• Required task
For the listing below, give the number of lines in which "durch" occurs. Add nothing.

• Listed records
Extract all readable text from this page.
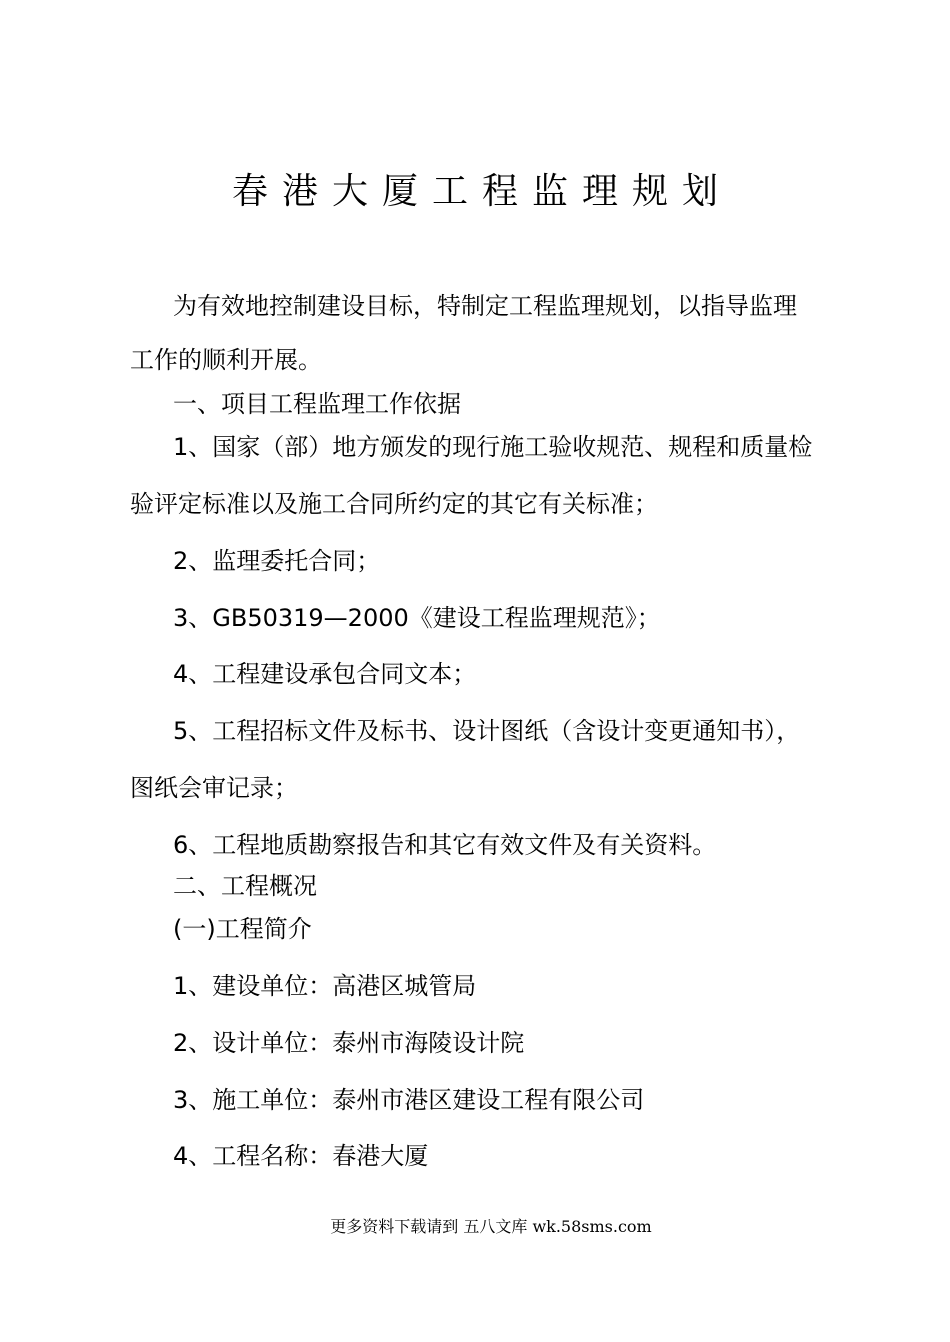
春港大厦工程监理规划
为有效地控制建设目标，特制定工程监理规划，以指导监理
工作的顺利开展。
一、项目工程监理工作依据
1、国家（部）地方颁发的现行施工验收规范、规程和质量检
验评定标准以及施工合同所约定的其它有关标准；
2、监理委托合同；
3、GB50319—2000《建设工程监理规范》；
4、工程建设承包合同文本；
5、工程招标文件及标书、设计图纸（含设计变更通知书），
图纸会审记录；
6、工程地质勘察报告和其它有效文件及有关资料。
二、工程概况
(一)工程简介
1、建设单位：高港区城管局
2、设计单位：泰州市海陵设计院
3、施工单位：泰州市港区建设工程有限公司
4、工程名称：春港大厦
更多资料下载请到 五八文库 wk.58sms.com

==

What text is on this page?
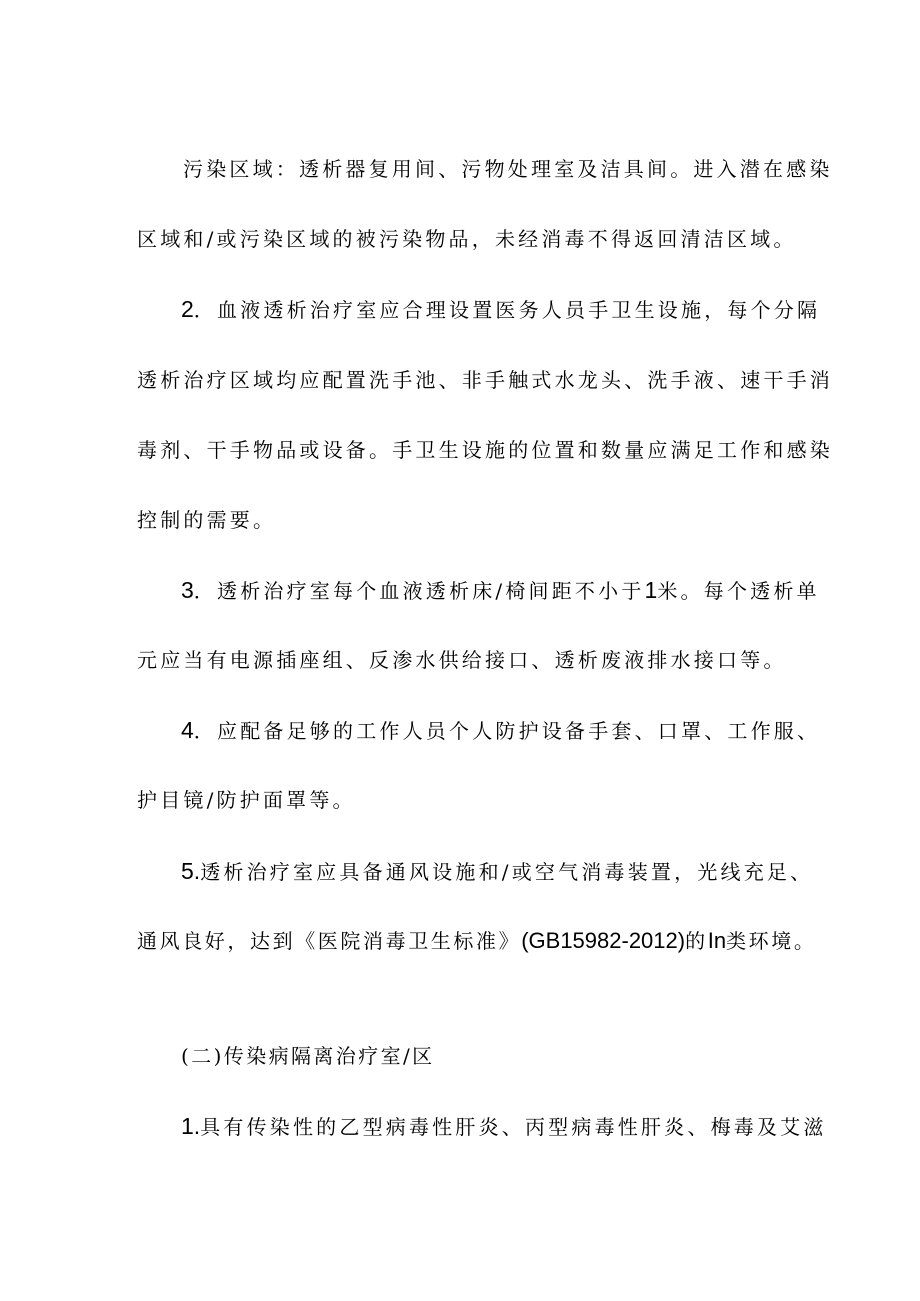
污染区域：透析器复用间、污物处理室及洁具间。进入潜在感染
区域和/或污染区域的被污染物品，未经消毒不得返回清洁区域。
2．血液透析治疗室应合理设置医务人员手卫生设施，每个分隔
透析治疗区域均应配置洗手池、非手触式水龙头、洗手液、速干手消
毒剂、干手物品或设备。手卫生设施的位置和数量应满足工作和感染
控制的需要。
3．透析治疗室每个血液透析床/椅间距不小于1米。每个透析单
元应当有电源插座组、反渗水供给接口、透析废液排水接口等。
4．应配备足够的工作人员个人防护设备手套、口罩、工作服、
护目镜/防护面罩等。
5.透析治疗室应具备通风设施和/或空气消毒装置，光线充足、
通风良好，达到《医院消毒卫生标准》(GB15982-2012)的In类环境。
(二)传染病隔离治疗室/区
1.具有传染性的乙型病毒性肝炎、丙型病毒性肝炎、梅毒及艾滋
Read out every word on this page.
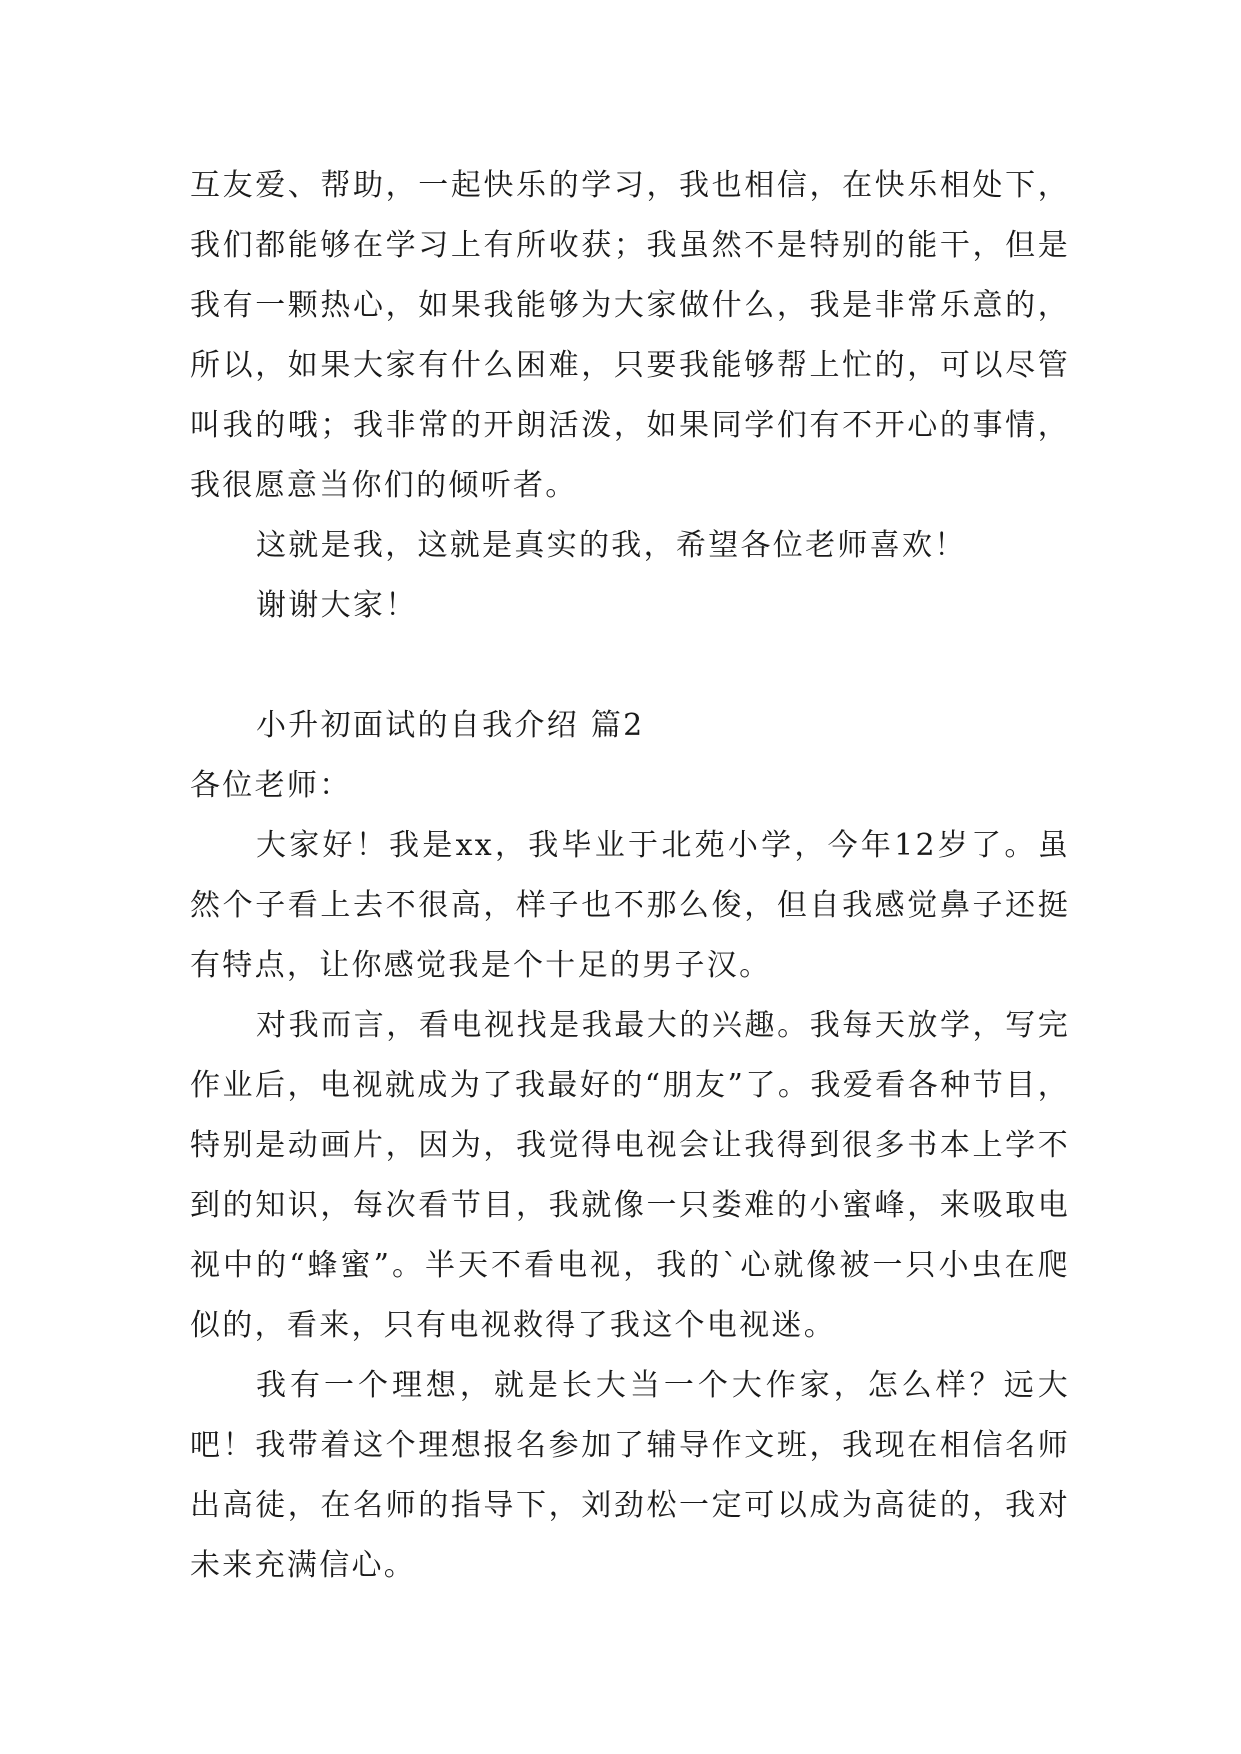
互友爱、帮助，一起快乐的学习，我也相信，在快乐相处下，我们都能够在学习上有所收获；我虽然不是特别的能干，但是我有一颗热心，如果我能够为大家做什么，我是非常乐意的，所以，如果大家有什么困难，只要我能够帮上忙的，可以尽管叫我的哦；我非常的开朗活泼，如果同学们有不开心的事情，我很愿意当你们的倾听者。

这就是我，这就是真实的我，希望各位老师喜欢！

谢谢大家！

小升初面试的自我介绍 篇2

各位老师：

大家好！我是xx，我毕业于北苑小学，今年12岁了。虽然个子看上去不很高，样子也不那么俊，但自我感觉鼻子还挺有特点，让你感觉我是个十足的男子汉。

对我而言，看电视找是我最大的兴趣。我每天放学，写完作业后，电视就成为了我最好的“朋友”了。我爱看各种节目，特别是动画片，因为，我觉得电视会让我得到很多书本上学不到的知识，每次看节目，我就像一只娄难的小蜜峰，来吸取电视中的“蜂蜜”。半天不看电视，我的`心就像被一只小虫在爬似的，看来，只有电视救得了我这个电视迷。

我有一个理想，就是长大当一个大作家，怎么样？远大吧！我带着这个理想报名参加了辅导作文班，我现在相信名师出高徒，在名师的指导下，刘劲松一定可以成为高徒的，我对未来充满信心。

...

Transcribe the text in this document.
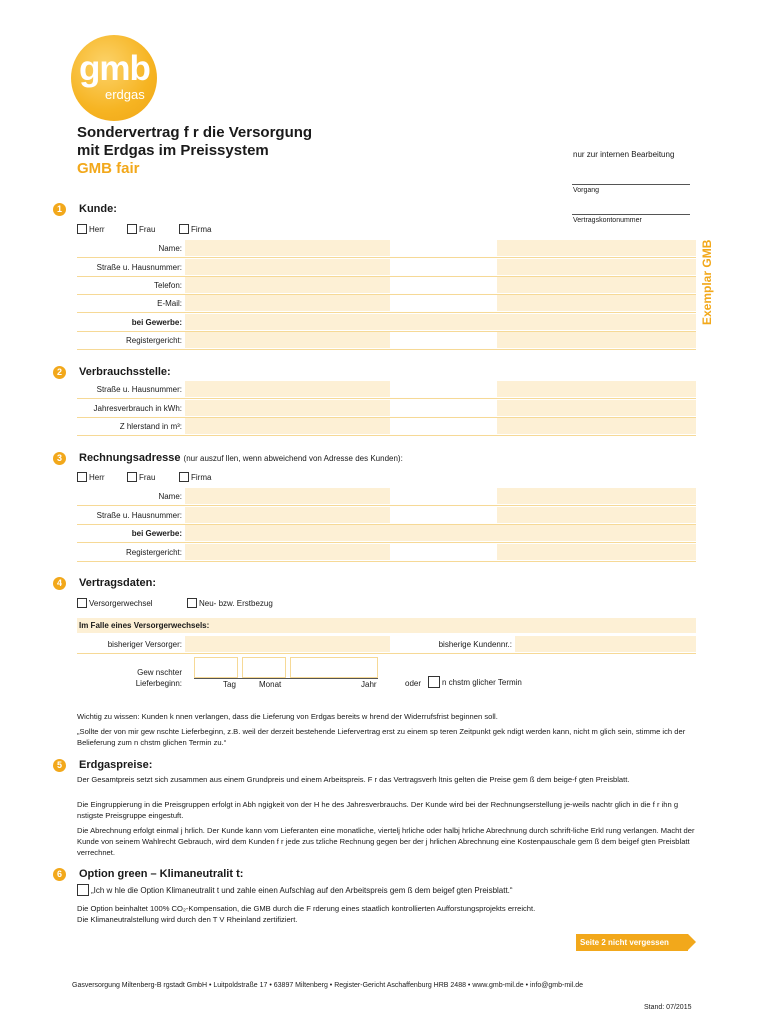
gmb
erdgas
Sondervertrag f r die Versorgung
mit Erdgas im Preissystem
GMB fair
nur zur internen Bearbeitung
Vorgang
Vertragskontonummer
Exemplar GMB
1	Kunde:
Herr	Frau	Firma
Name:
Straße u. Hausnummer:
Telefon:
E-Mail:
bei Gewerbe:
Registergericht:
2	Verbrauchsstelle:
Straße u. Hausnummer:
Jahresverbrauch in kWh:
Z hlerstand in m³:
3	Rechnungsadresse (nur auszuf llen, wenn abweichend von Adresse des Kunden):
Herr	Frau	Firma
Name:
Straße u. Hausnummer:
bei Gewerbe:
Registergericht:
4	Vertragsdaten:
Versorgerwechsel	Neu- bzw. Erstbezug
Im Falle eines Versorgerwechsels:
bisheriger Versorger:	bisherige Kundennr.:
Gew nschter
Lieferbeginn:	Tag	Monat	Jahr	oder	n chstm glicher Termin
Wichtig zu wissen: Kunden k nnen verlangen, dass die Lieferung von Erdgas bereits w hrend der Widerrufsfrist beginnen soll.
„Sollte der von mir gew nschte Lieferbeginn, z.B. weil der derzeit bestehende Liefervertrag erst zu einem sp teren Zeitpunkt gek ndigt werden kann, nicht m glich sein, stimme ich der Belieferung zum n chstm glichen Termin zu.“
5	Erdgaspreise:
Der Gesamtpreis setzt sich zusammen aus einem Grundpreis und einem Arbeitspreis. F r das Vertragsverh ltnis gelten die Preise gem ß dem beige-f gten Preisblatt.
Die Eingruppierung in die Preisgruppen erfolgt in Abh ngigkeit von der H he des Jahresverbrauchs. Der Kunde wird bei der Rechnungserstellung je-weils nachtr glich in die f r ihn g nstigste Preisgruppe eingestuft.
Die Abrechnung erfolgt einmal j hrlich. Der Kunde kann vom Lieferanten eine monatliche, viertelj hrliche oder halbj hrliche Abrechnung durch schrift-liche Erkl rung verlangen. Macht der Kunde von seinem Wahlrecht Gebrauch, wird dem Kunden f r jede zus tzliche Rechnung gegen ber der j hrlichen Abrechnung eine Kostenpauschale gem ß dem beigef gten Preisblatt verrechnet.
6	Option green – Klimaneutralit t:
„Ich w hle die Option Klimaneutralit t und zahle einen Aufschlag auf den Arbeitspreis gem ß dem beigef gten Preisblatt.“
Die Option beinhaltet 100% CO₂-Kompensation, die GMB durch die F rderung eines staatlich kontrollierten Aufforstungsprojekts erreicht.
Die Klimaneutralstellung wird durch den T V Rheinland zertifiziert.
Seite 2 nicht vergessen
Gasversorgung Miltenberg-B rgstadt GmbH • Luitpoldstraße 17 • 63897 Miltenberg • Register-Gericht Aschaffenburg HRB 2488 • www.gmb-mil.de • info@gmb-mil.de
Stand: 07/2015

• Result of this exercise
3